__Work instructions__
Repeat the data that follows, word for word, without the images.

start Provided data

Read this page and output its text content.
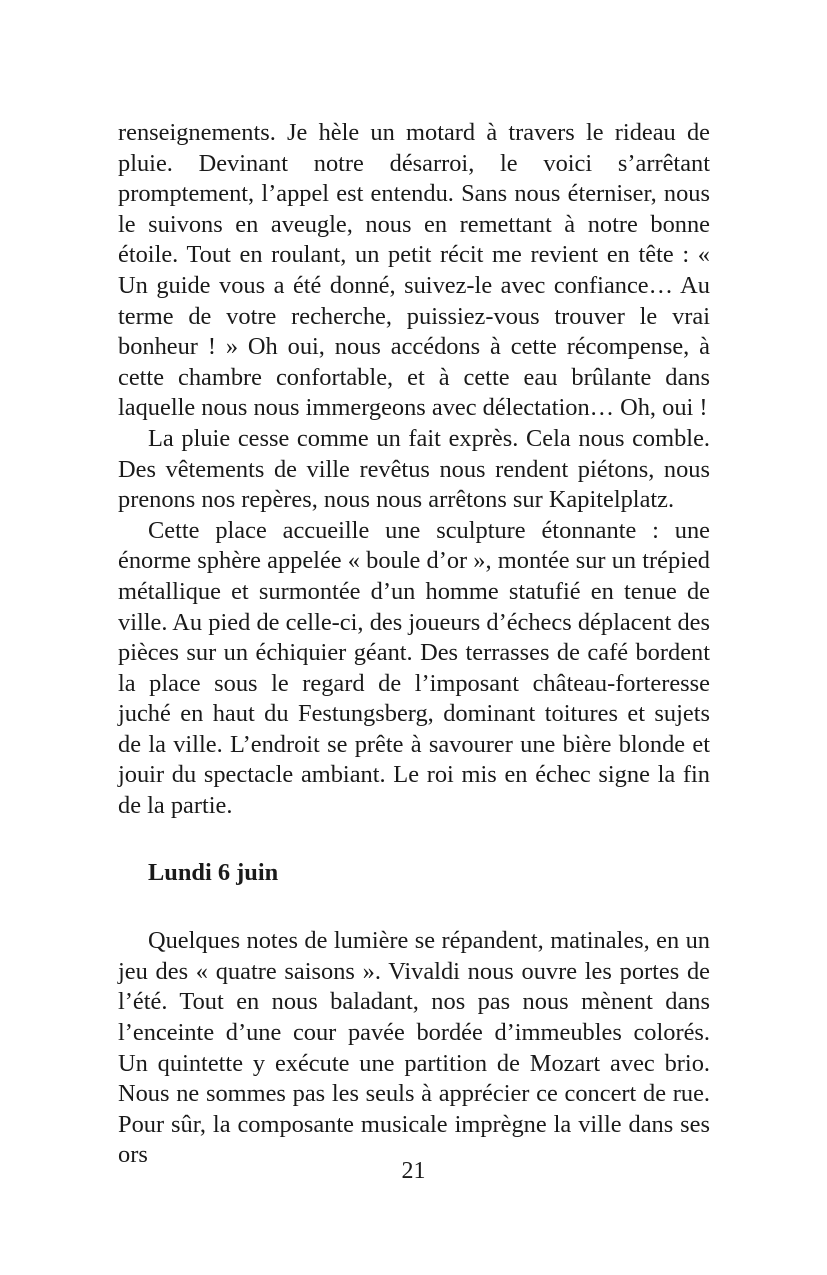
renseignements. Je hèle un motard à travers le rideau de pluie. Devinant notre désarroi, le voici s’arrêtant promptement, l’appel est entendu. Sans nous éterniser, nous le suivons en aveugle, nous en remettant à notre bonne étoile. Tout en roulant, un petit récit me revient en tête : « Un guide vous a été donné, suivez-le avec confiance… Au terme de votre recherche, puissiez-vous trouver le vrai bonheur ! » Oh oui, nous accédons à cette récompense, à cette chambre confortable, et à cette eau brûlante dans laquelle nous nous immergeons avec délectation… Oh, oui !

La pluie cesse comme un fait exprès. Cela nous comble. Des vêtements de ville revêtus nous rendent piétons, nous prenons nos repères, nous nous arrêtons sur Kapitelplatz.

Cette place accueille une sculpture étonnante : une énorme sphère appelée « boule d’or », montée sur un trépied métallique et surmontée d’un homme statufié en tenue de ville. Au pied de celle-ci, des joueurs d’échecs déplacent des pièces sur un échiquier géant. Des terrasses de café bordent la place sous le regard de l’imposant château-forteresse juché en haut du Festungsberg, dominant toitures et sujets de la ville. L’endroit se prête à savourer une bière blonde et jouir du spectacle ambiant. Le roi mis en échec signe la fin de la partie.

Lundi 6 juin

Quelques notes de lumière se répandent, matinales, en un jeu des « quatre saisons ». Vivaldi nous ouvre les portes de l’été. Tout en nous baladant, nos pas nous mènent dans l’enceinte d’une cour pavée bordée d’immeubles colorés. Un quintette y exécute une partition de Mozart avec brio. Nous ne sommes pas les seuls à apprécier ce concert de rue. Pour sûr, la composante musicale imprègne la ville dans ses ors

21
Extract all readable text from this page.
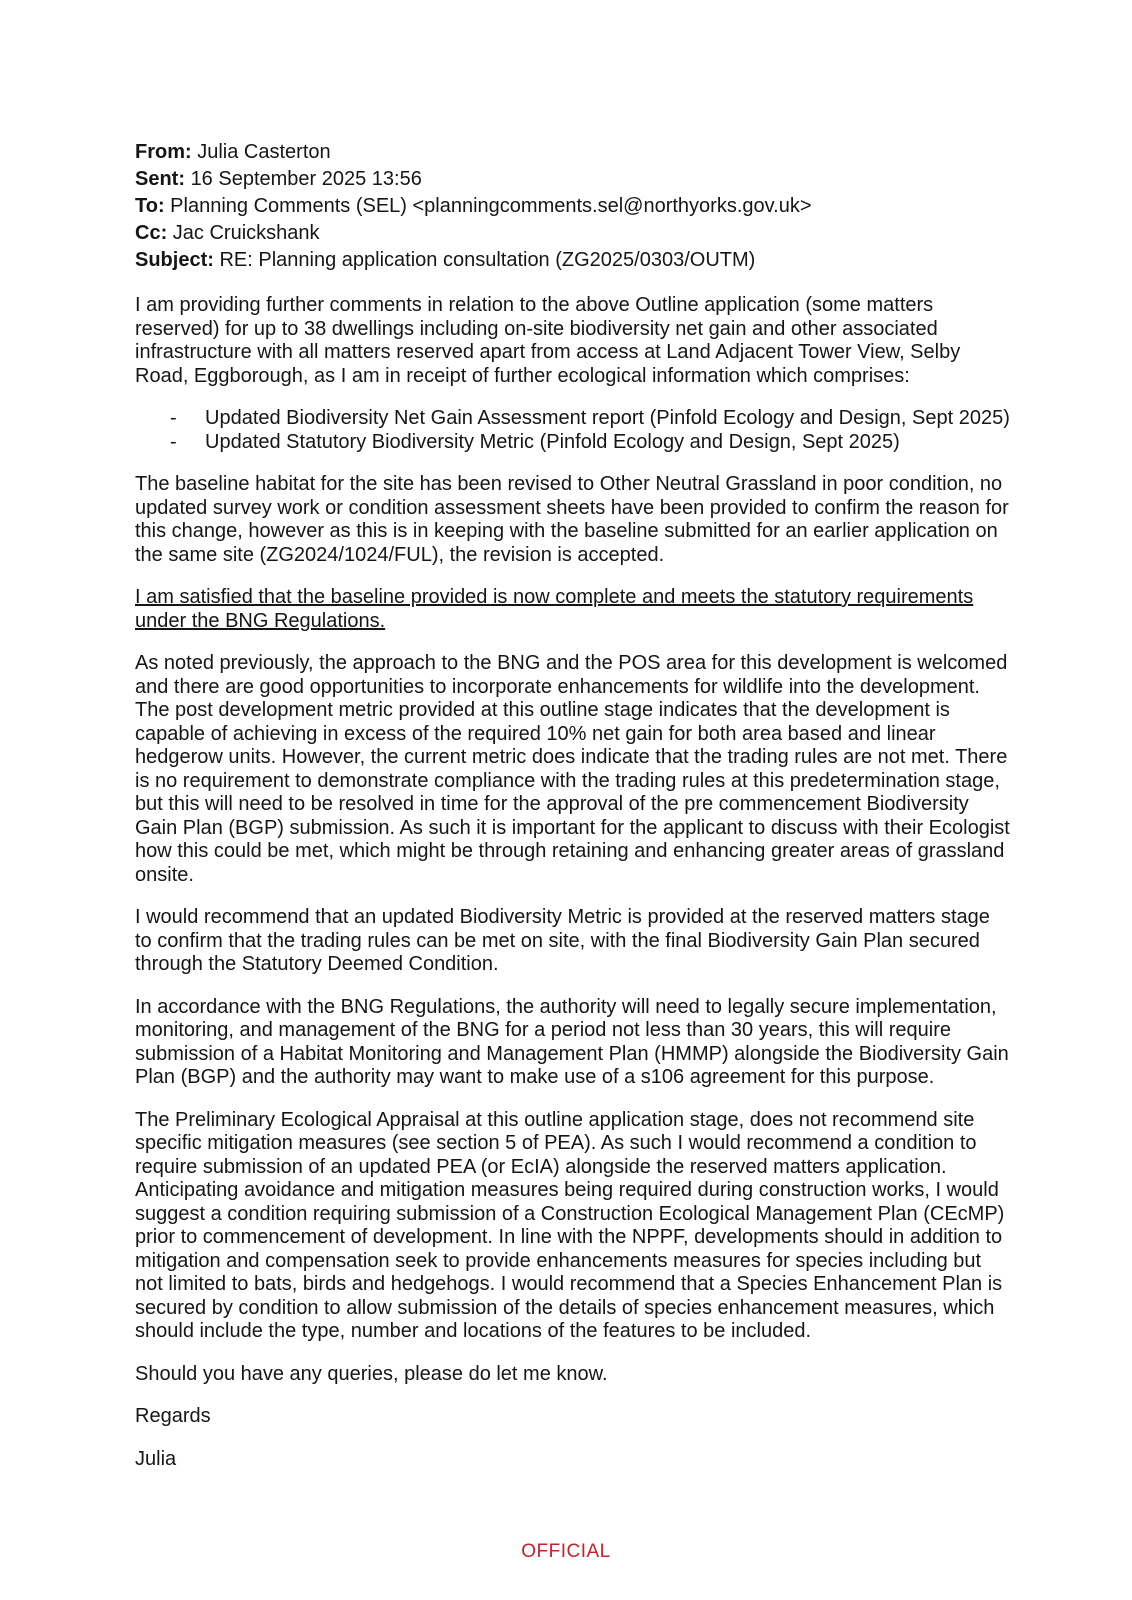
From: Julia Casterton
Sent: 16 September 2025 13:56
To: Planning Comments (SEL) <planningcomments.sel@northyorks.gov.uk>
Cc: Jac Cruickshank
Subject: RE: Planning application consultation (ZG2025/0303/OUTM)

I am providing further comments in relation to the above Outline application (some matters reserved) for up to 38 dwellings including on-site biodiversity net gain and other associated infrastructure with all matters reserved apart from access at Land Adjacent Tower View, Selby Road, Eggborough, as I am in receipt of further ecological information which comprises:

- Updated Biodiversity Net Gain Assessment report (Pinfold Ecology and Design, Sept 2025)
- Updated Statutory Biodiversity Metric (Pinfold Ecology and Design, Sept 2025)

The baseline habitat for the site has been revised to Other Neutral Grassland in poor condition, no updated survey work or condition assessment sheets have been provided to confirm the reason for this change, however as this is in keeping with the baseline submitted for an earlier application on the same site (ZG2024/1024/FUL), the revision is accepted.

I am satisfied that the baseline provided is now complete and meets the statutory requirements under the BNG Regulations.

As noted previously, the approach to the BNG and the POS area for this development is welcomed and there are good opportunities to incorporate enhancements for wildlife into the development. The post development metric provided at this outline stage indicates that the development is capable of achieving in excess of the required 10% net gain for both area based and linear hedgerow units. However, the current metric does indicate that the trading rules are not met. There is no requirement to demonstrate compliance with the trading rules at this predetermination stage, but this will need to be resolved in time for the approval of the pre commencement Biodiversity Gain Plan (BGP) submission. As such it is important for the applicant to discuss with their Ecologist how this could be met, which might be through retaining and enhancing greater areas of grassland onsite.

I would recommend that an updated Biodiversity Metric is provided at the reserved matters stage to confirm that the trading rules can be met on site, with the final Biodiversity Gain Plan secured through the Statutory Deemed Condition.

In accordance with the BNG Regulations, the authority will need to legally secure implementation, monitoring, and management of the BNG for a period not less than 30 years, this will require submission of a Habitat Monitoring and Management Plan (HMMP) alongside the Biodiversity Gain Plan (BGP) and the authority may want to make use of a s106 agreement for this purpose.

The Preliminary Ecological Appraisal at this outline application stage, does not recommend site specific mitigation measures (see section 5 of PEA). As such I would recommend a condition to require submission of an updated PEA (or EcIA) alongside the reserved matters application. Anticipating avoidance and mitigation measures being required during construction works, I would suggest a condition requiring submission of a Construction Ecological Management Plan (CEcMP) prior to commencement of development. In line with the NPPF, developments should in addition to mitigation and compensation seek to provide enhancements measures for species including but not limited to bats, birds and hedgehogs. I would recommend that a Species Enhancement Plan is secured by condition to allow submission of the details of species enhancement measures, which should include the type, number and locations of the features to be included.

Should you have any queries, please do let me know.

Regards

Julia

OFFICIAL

end Provided data

__Result of this exercise__
Read this page and output its text content.
renseignements. Je hèle un motard à travers le rideau de pluie. Devinant notre désarroi, le voici s’arrêtant promptement, l’appel est entendu. Sans nous éterniser, nous le suivons en aveugle, nous en remettant à notre bonne étoile. Tout en roulant, un petit récit me revient en tête : « Un guide vous a été donné, suivez-le avec confiance… Au terme de votre recherche, puissiez-vous trouver le vrai bonheur ! » Oh oui, nous accédons à cette récompense, à cette chambre confortable, et à cette eau brûlante dans laquelle nous nous immergeons avec délectation… Oh, oui !

La pluie cesse comme un fait exprès. Cela nous comble. Des vêtements de ville revêtus nous rendent piétons, nous prenons nos repères, nous nous arrêtons sur Kapitelplatz.

Cette place accueille une sculpture étonnante : une énorme sphère appelée « boule d’or », montée sur un trépied métallique et surmontée d’un homme statufié en tenue de ville. Au pied de celle-ci, des joueurs d’échecs déplacent des pièces sur un échiquier géant. Des terrasses de café bordent la place sous le regard de l’imposant château-forteresse juché en haut du Festungsberg, dominant toitures et sujets de la ville. L’endroit se prête à savourer une bière blonde et jouir du spectacle ambiant. Le roi mis en échec signe la fin de la partie.

Lundi 6 juin

Quelques notes de lumière se répandent, matinales, en un jeu des « quatre saisons ». Vivaldi nous ouvre les portes de l’été. Tout en nous baladant, nos pas nous mènent dans l’enceinte d’une cour pavée bordée d’immeubles colorés. Un quintette y exécute une partition de Mozart avec brio. Nous ne sommes pas les seuls à apprécier ce concert de rue. Pour sûr, la composante musicale imprègne la ville dans ses ors

21
Extract all readable text from this page.
From: Julia Casterton
Sent: 16 September 2025 13:56
To: Planning Comments (SEL) <planningcomments.sel@northyorks.gov.uk>
Cc: Jac Cruickshank
Subject: RE: Planning application consultation (ZG2025/0303/OUTM)

I am providing further comments in relation to the above Outline application (some matters reserved) for up to 38 dwellings including on-site biodiversity net gain and other associated infrastructure with all matters reserved apart from access at Land Adjacent Tower View, Selby Road, Eggborough, as I am in receipt of further ecological information which comprises:

- Updated Biodiversity Net Gain Assessment report (Pinfold Ecology and Design, Sept 2025)
- Updated Statutory Biodiversity Metric (Pinfold Ecology and Design, Sept 2025)

The baseline habitat for the site has been revised to Other Neutral Grassland in poor condition, no updated survey work or condition assessment sheets have been provided to confirm the reason for this change, however as this is in keeping with the baseline submitted for an earlier application on the same site (ZG2024/1024/FUL), the revision is accepted.

I am satisfied that the baseline provided is now complete and meets the statutory requirements under the BNG Regulations.

As noted previously, the approach to the BNG and the POS area for this development is welcomed and there are good opportunities to incorporate enhancements for wildlife into the development. The post development metric provided at this outline stage indicates that the development is capable of achieving in excess of the required 10% net gain for both area based and linear hedgerow units. However, the current metric does indicate that the trading rules are not met. There is no requirement to demonstrate compliance with the trading rules at this predetermination stage, but this will need to be resolved in time for the approval of the pre commencement Biodiversity Gain Plan (BGP) submission. As such it is important for the applicant to discuss with their Ecologist how this could be met, which might be through retaining and enhancing greater areas of grassland onsite.

I would recommend that an updated Biodiversity Metric is provided at the reserved matters stage to confirm that the trading rules can be met on site, with the final Biodiversity Gain Plan secured through the Statutory Deemed Condition.

In accordance with the BNG Regulations, the authority will need to legally secure implementation, monitoring, and management of the BNG for a period not less than 30 years, this will require submission of a Habitat Monitoring and Management Plan (HMMP) alongside the Biodiversity Gain Plan (BGP) and the authority may want to make use of a s106 agreement for this purpose.

The Preliminary Ecological Appraisal at this outline application stage, does not recommend site specific mitigation measures (see section 5 of PEA). As such I would recommend a condition to require submission of an updated PEA (or EcIA) alongside the reserved matters application. Anticipating avoidance and mitigation measures being required during construction works, I would suggest a condition requiring submission of a Construction Ecological Management Plan (CEcMP) prior to commencement of development. In line with the NPPF, developments should in addition to mitigation and compensation seek to provide enhancements measures for species including but not limited to bats, birds and hedgehogs. I would recommend that a Species Enhancement Plan is secured by condition to allow submission of the details of species enhancement measures, which should include the type, number and locations of the features to be included.

Should you have any queries, please do let me know.

Regards

Julia

OFFICIAL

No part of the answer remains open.